Excerpt from a dataset
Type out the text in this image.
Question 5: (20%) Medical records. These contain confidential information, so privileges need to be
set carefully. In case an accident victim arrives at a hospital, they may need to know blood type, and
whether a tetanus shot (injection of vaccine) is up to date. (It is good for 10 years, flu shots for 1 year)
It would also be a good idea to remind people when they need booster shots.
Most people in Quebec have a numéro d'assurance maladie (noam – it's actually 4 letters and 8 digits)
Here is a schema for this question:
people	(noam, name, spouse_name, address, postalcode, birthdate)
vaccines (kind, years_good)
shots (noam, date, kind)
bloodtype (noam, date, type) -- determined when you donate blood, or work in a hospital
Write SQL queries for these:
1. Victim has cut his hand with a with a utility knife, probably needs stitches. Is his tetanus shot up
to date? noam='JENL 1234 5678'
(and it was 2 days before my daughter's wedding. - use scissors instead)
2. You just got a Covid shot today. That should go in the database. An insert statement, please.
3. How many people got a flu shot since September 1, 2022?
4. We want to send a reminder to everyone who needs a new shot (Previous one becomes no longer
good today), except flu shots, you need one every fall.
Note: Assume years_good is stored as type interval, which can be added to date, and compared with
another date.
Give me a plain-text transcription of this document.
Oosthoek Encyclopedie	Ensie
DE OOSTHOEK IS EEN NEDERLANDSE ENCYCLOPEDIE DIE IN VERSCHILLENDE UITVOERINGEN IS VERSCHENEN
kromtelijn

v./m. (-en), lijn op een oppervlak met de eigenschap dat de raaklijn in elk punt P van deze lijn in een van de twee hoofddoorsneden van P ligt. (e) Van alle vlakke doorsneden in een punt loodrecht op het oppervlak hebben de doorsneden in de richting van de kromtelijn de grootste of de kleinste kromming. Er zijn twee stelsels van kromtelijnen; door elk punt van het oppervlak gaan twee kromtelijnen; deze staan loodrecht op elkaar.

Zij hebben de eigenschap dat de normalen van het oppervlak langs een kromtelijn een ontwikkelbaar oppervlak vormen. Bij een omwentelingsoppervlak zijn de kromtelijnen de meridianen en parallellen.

■ **WHAT TO DO**
Each line above must be reproduced exactly as it stands.

■ **PROBLEM SOLUTION**
Type out the text in this image.
Question 5: (20%) Medical records. These contain confidential information, so privileges need to be
set carefully. In case an accident victim arrives at a hospital, they may need to know blood type, and
whether a tetanus shot (injection of vaccine) is up to date. (It is good for 10 years, flu shots for 1 year)
It would also be a good idea to remind people when they need booster shots.
Most people in Quebec have a numéro d'assurance maladie (noam – it's actually 4 letters and 8 digits)
Here is a schema for this question:
people	(noam, name, spouse_name, address, postalcode, birthdate)
vaccines (kind, years_good)
shots (noam, date, kind)
bloodtype (noam, date, type) -- determined when you donate blood, or work in a hospital
Write SQL queries for these:
1. Victim has cut his hand with a with a utility knife, probably needs stitches. Is his tetanus shot up
to date? noam='JENL 1234 5678'
(and it was 2 days before my daughter's wedding. - use scissors instead)
2. You just got a Covid shot today. That should go in the database. An insert statement, please.
3. How many people got a flu shot since September 1, 2022?
4. We want to send a reminder to everyone who needs a new shot (Previous one becomes no longer
good today), except flu shots, you need one every fall.
Note: Assume years_good is stored as type interval, which can be added to date, and compared with
another date.
Give me a plain-text transcription of this document.
Oosthoek Encyclopedie	Ensie
DE OOSTHOEK IS EEN NEDERLANDSE ENCYCLOPEDIE DIE IN VERSCHILLENDE UITVOERINGEN IS VERSCHENEN
kromtelijn

v./m. (-en), lijn op een oppervlak met de eigenschap dat de raaklijn in elk punt P van deze lijn in een van de twee hoofddoorsneden van P ligt. (e) Van alle vlakke doorsneden in een punt loodrecht op het oppervlak hebben de doorsneden in de richting van de kromtelijn de grootste of de kleinste kromming. Er zijn twee stelsels van kromtelijnen; door elk punt van het oppervlak gaan twee kromtelijnen; deze staan loodrecht op elkaar.

Zij hebben de eigenschap dat de normalen van het oppervlak langs een kromtelijn een ontwikkelbaar oppervlak vormen. Bij een omwentelingsoppervlak zijn de kromtelijnen de meridianen en parallellen.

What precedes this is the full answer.